- _WHAT YOU ARE ASKED TO DO_
In the entries below, count the lines holding "オフィス町内会". Reply with the number only.
^^^^^^^^^^^^^^^^
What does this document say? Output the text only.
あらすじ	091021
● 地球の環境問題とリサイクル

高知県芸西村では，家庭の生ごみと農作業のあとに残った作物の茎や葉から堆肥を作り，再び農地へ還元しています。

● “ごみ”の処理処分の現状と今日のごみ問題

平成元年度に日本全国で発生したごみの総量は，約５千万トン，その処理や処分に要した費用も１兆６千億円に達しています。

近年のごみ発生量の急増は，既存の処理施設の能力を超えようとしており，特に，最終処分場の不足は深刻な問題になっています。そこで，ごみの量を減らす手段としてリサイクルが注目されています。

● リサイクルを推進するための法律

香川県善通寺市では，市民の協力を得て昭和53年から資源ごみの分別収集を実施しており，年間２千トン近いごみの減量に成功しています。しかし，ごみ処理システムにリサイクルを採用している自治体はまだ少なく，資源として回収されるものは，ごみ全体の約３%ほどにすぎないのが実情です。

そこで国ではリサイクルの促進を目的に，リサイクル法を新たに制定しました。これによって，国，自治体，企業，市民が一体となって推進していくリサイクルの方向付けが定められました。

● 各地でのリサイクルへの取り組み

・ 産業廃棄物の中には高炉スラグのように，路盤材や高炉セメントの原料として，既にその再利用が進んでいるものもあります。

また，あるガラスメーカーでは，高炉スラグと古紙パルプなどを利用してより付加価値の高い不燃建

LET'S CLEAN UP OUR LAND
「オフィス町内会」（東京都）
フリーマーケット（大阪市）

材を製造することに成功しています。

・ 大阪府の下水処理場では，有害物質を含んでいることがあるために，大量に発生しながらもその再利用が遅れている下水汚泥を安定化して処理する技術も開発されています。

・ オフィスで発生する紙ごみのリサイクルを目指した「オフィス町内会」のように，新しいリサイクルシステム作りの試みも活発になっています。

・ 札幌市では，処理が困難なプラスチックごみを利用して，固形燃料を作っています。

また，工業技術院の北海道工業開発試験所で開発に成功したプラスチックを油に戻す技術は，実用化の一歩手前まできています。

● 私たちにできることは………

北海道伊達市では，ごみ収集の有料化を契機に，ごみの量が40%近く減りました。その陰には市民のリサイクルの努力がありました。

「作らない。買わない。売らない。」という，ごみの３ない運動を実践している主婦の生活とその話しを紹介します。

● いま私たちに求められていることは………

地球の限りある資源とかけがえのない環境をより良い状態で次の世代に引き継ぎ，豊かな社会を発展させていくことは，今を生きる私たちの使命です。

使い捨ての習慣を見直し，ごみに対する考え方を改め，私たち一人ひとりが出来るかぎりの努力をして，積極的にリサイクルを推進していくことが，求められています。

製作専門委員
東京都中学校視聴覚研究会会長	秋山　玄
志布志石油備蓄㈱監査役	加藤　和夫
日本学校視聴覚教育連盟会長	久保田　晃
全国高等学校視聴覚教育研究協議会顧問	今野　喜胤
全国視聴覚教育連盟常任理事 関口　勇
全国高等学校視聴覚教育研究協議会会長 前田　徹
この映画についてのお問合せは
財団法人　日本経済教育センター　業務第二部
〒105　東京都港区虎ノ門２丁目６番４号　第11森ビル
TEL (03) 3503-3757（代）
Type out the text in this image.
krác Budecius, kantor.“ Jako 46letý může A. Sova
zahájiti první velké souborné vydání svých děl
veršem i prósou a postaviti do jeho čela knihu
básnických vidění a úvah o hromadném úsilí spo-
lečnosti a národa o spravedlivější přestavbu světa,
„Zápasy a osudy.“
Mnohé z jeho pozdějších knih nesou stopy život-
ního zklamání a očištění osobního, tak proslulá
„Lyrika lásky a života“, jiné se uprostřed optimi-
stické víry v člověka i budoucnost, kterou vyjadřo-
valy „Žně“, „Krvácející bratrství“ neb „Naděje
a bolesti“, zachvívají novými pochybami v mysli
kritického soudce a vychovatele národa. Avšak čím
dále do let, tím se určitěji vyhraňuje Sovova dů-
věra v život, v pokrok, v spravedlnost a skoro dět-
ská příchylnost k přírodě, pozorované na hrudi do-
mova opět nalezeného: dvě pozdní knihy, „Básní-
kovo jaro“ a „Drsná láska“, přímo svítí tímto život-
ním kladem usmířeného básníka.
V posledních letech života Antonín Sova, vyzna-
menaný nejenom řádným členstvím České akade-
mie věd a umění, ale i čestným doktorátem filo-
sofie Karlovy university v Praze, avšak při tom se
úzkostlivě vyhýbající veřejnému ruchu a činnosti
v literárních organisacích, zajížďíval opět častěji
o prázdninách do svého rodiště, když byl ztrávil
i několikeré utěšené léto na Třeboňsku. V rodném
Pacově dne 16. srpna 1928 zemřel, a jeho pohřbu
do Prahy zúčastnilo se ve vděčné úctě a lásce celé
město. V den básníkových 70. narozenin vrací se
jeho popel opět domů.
^^^^^^^^^^^^^^^^
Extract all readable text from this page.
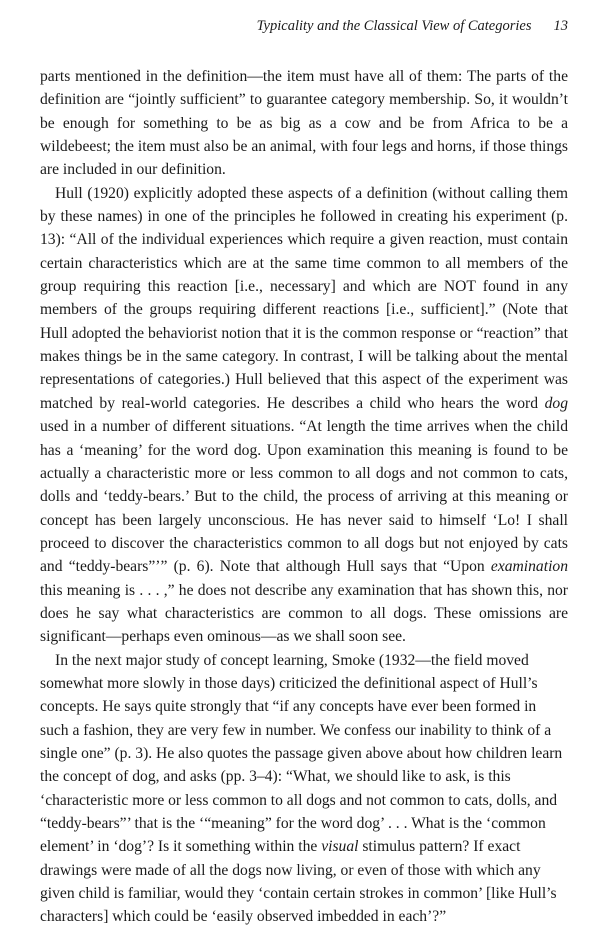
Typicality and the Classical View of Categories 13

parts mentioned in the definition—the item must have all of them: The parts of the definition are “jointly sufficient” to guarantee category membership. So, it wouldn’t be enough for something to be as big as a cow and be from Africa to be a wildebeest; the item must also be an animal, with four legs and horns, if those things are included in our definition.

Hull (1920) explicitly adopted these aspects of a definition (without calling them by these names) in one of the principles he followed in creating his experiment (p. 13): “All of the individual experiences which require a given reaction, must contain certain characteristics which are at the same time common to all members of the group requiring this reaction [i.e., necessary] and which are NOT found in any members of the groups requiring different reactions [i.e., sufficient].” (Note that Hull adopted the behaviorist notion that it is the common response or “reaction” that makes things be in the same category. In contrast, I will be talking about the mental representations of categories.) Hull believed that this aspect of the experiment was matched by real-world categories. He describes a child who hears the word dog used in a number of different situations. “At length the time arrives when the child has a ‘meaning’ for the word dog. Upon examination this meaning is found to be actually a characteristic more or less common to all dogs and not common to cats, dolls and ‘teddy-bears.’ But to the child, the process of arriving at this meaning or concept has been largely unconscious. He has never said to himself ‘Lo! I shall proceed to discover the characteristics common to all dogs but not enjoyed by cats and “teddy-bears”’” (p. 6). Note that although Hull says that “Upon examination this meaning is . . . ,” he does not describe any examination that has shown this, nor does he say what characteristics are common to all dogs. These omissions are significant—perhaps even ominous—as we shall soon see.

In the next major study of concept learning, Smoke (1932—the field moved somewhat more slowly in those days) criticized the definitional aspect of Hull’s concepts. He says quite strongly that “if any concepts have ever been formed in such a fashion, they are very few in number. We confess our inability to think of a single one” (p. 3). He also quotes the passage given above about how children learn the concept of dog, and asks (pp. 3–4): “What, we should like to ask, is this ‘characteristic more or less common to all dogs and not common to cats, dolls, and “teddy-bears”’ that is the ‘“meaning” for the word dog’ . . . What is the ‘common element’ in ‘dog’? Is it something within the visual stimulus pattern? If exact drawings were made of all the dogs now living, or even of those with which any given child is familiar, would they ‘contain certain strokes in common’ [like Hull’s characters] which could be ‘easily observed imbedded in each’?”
^^^^^^^^^^^^^^^^
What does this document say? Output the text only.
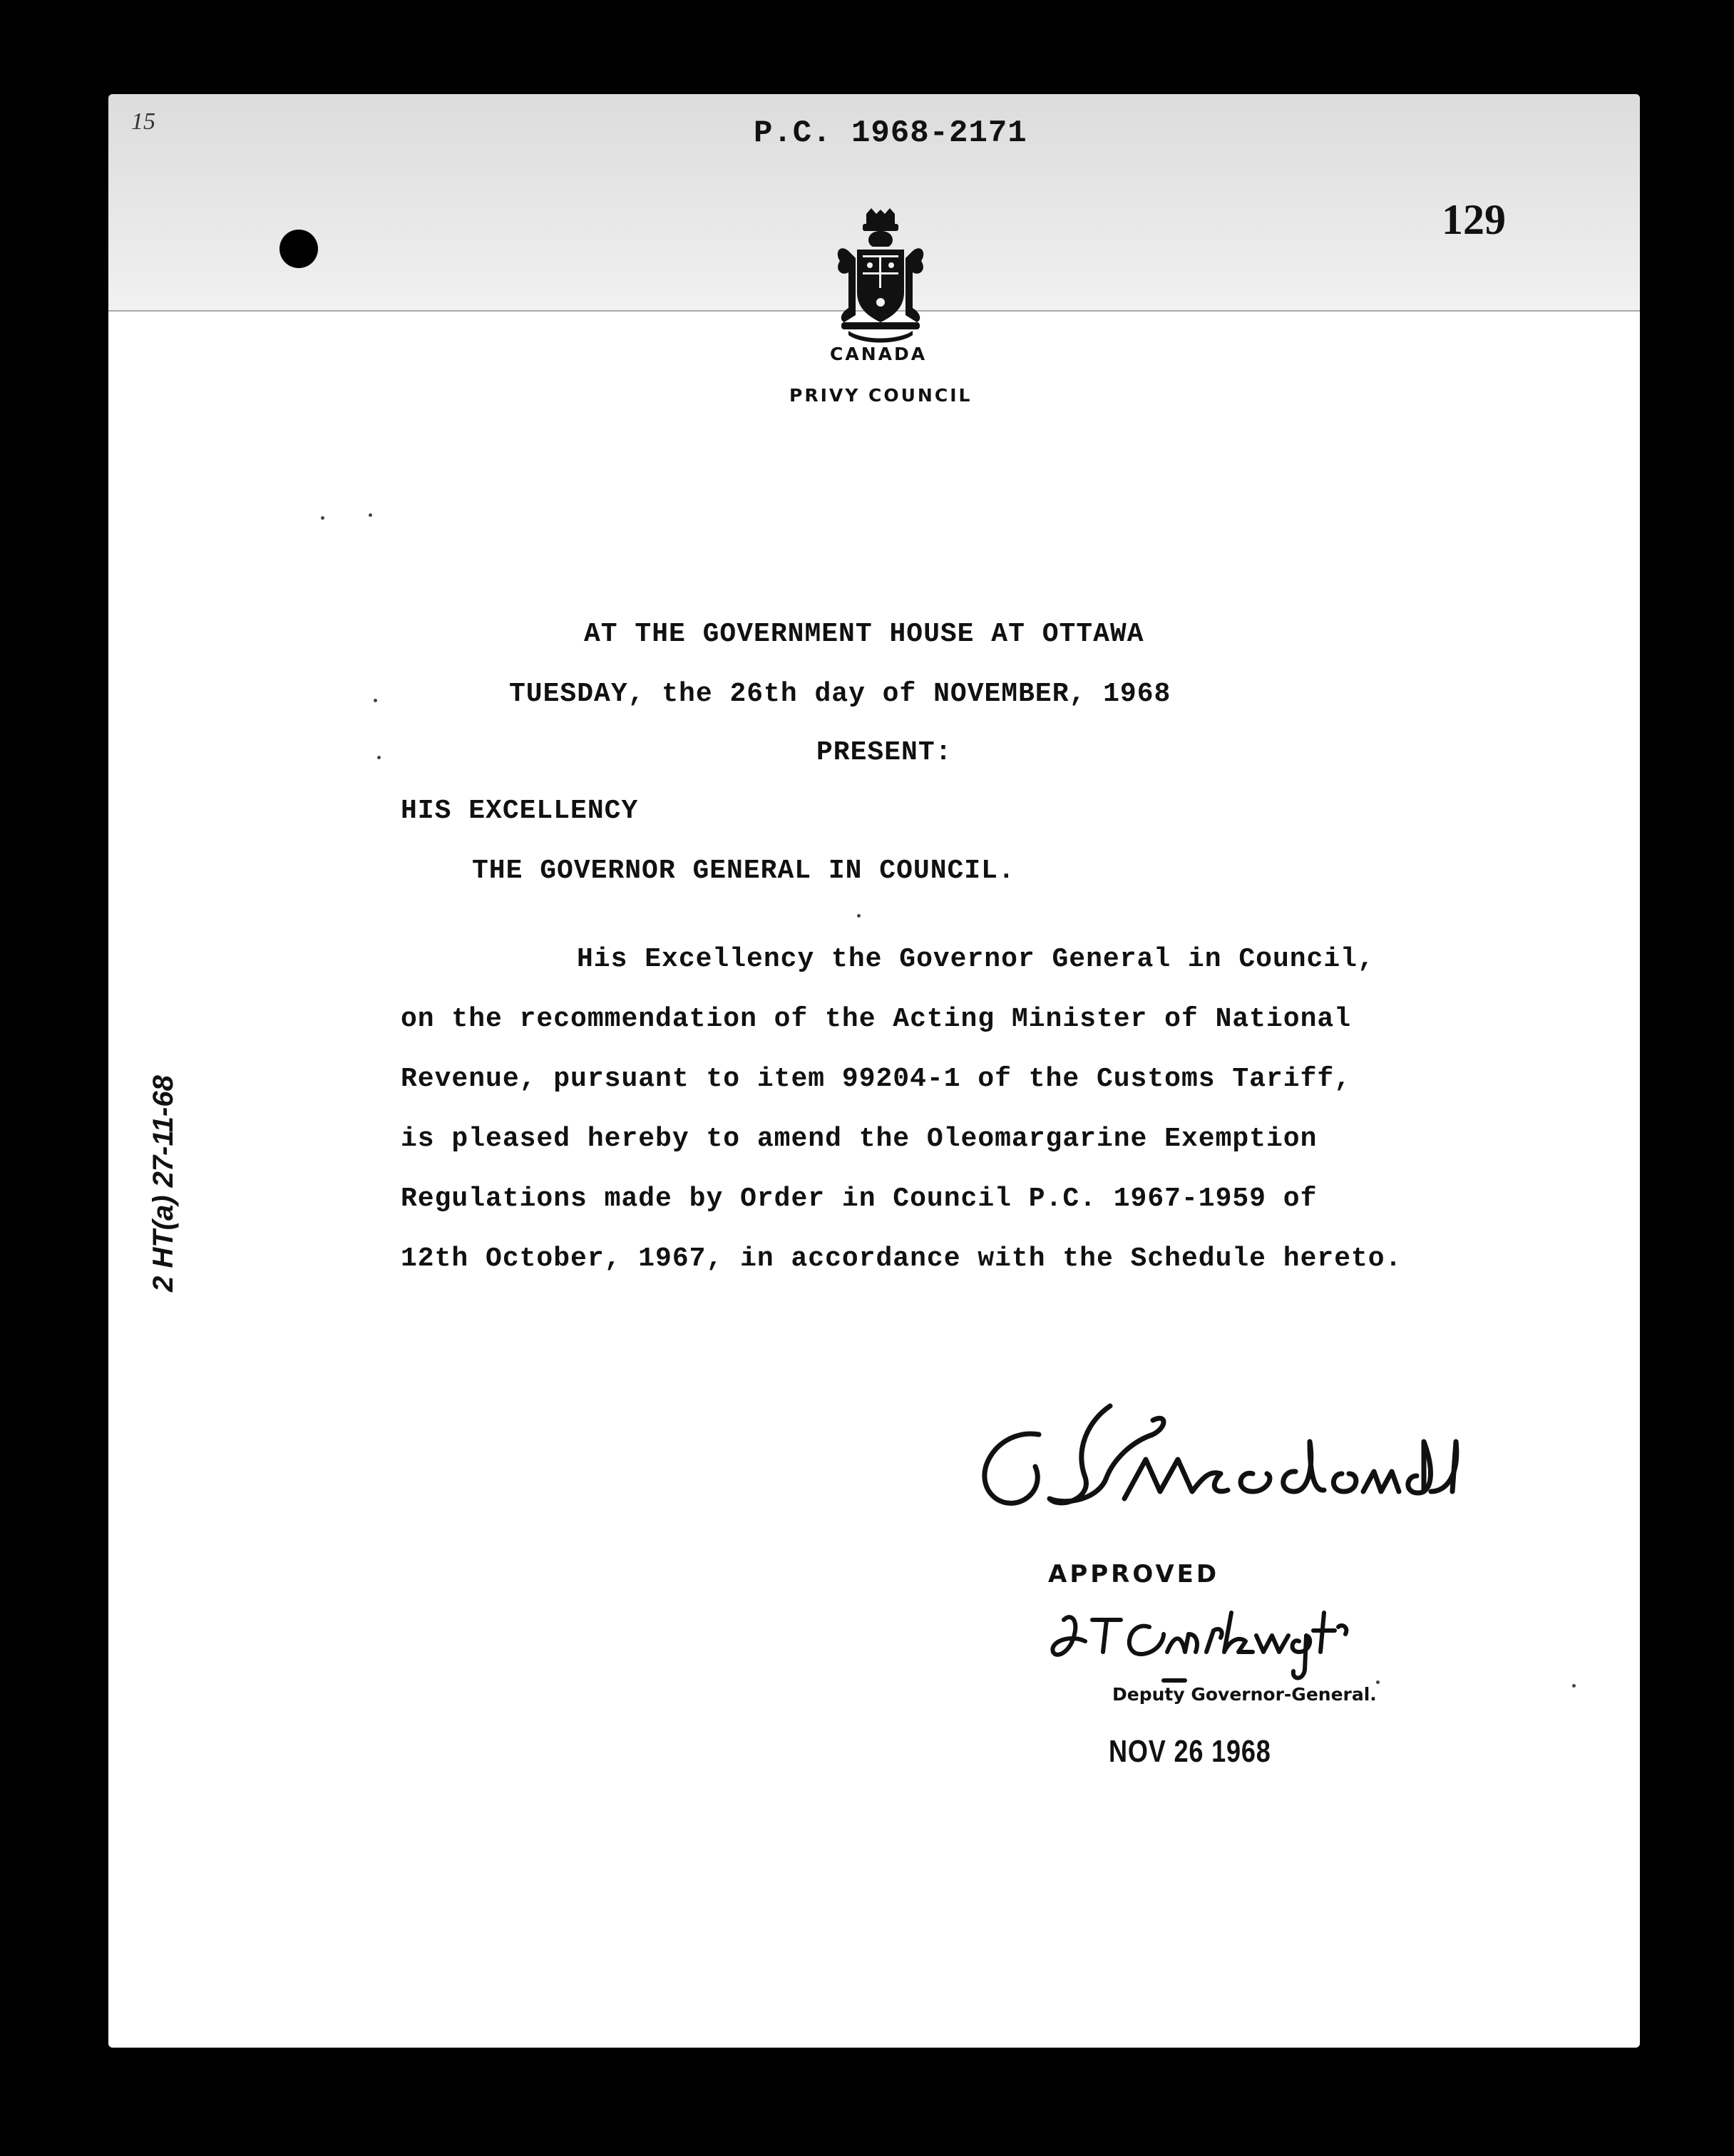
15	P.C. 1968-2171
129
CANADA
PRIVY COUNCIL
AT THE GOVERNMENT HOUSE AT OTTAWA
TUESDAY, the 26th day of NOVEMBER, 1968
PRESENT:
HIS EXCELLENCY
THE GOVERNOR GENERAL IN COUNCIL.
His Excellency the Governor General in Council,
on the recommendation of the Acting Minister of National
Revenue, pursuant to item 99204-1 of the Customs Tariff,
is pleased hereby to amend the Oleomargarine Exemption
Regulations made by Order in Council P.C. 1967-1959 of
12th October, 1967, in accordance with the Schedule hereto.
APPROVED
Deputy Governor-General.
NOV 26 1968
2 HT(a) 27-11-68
^^^^^^^^^^^^^^^^
- _SOLUTION BELOW_
2